◆ **Required task**
Word for word, retype every entry in the listing.

:: Rows

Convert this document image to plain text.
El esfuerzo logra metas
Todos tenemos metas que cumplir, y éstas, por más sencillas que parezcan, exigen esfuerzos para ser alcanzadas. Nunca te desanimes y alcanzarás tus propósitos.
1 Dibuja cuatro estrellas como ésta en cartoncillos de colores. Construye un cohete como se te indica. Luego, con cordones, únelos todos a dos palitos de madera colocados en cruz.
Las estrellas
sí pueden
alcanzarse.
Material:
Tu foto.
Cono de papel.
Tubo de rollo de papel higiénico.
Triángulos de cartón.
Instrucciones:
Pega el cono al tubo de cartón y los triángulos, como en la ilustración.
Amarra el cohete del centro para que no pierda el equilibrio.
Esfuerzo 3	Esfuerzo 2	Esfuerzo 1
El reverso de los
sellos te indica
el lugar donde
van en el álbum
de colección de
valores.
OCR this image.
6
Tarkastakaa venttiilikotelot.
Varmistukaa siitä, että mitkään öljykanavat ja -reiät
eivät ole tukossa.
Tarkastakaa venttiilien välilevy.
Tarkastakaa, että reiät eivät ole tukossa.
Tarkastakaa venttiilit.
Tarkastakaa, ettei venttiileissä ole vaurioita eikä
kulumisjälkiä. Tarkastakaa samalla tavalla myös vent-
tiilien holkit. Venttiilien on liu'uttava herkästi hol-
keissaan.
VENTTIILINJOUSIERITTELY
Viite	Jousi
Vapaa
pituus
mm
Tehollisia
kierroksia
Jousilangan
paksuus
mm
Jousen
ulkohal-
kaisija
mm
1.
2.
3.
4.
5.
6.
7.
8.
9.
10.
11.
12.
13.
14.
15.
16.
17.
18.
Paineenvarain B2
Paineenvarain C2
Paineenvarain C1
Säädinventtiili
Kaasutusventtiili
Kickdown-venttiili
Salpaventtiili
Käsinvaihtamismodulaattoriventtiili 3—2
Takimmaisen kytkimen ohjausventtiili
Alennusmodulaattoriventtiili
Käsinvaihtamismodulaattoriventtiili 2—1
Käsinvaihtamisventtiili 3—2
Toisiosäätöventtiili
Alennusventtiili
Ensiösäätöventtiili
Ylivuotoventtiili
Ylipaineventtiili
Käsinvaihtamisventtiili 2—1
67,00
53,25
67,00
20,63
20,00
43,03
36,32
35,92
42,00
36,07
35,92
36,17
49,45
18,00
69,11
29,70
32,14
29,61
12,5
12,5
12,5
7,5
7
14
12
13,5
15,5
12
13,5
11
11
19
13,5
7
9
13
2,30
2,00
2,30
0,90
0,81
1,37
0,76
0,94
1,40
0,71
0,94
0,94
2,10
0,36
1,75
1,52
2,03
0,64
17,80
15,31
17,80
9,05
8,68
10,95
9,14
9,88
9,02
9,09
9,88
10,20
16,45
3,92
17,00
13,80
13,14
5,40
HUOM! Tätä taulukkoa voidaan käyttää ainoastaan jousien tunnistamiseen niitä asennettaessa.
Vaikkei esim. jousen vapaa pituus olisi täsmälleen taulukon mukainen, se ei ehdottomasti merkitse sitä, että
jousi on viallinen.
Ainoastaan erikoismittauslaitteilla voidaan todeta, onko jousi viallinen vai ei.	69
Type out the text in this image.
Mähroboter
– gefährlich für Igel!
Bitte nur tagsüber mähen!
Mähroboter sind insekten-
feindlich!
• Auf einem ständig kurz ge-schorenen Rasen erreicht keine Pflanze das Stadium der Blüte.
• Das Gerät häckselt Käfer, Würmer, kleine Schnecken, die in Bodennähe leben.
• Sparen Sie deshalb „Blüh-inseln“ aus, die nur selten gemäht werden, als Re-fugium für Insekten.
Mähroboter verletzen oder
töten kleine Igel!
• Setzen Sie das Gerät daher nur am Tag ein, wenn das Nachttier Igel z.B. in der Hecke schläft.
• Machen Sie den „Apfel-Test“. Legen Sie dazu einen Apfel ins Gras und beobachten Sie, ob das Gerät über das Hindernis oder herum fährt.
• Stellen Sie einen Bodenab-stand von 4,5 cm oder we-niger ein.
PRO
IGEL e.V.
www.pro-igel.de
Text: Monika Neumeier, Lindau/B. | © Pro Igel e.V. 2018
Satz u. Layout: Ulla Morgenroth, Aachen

::::

◆ **Task response**
Convert this document image to plain text.
El esfuerzo logra metas
Todos tenemos metas que cumplir, y éstas, por más sencillas que parezcan, exigen esfuerzos para ser alcanzadas. Nunca te desanimes y alcanzarás tus propósitos.
1 Dibuja cuatro estrellas como ésta en cartoncillos de colores. Construye un cohete como se te indica. Luego, con cordones, únelos todos a dos palitos de madera colocados en cruz.
Las estrellas
sí pueden
alcanzarse.
Material:
Tu foto.
Cono de papel.
Tubo de rollo de papel higiénico.
Triángulos de cartón.
Instrucciones:
Pega el cono al tubo de cartón y los triángulos, como en la ilustración.
Amarra el cohete del centro para que no pierda el equilibrio.
Esfuerzo 3	Esfuerzo 2	Esfuerzo 1
El reverso de los
sellos te indica
el lugar donde
van en el álbum
de colección de
valores.
OCR this image.
6
Tarkastakaa venttiilikotelot.
Varmistukaa siitä, että mitkään öljykanavat ja -reiät
eivät ole tukossa.
Tarkastakaa venttiilien välilevy.
Tarkastakaa, että reiät eivät ole tukossa.
Tarkastakaa venttiilit.
Tarkastakaa, ettei venttiileissä ole vaurioita eikä
kulumisjälkiä. Tarkastakaa samalla tavalla myös vent-
tiilien holkit. Venttiilien on liu'uttava herkästi hol-
keissaan.
VENTTIILINJOUSIERITTELY
Viite	Jousi
Vapaa
pituus
mm
Tehollisia
kierroksia
Jousilangan
paksuus
mm
Jousen
ulkohal-
kaisija
mm
1.
2.
3.
4.
5.
6.
7.
8.
9.
10.
11.
12.
13.
14.
15.
16.
17.
18.
Paineenvarain B2
Paineenvarain C2
Paineenvarain C1
Säädinventtiili
Kaasutusventtiili
Kickdown-venttiili
Salpaventtiili
Käsinvaihtamismodulaattoriventtiili 3—2
Takimmaisen kytkimen ohjausventtiili
Alennusmodulaattoriventtiili
Käsinvaihtamismodulaattoriventtiili 2—1
Käsinvaihtamisventtiili 3—2
Toisiosäätöventtiili
Alennusventtiili
Ensiösäätöventtiili
Ylivuotoventtiili
Ylipaineventtiili
Käsinvaihtamisventtiili 2—1
67,00
53,25
67,00
20,63
20,00
43,03
36,32
35,92
42,00
36,07
35,92
36,17
49,45
18,00
69,11
29,70
32,14
29,61
12,5
12,5
12,5
7,5
7
14
12
13,5
15,5
12
13,5
11
11
19
13,5
7
9
13
2,30
2,00
2,30
0,90
0,81
1,37
0,76
0,94
1,40
0,71
0,94
0,94
2,10
0,36
1,75
1,52
2,03
0,64
17,80
15,31
17,80
9,05
8,68
10,95
9,14
9,88
9,02
9,09
9,88
10,20
16,45
3,92
17,00
13,80
13,14
5,40
HUOM! Tätä taulukkoa voidaan käyttää ainoastaan jousien tunnistamiseen niitä asennettaessa.
Vaikkei esim. jousen vapaa pituus olisi täsmälleen taulukon mukainen, se ei ehdottomasti merkitse sitä, että
jousi on viallinen.
Ainoastaan erikoismittauslaitteilla voidaan todeta, onko jousi viallinen vai ei.	69
Type out the text in this image.
Mähroboter
– gefährlich für Igel!
Bitte nur tagsüber mähen!
Mähroboter sind insekten-
feindlich!
• Auf einem ständig kurz ge-schorenen Rasen erreicht keine Pflanze das Stadium der Blüte.
• Das Gerät häckselt Käfer, Würmer, kleine Schnecken, die in Bodennähe leben.
• Sparen Sie deshalb „Blüh-inseln“ aus, die nur selten gemäht werden, als Re-fugium für Insekten.
Mähroboter verletzen oder
töten kleine Igel!
• Setzen Sie das Gerät daher nur am Tag ein, wenn das Nachttier Igel z.B. in der Hecke schläft.
• Machen Sie den „Apfel-Test“. Legen Sie dazu einen Apfel ins Gras und beobachten Sie, ob das Gerät über das Hindernis oder herum fährt.
• Stellen Sie einen Bodenab-stand von 4,5 cm oder we-niger ein.
PRO
IGEL e.V.
www.pro-igel.de
Text: Monika Neumeier, Lindau/B. | © Pro Igel e.V. 2018
Satz u. Layout: Ulla Morgenroth, Aachen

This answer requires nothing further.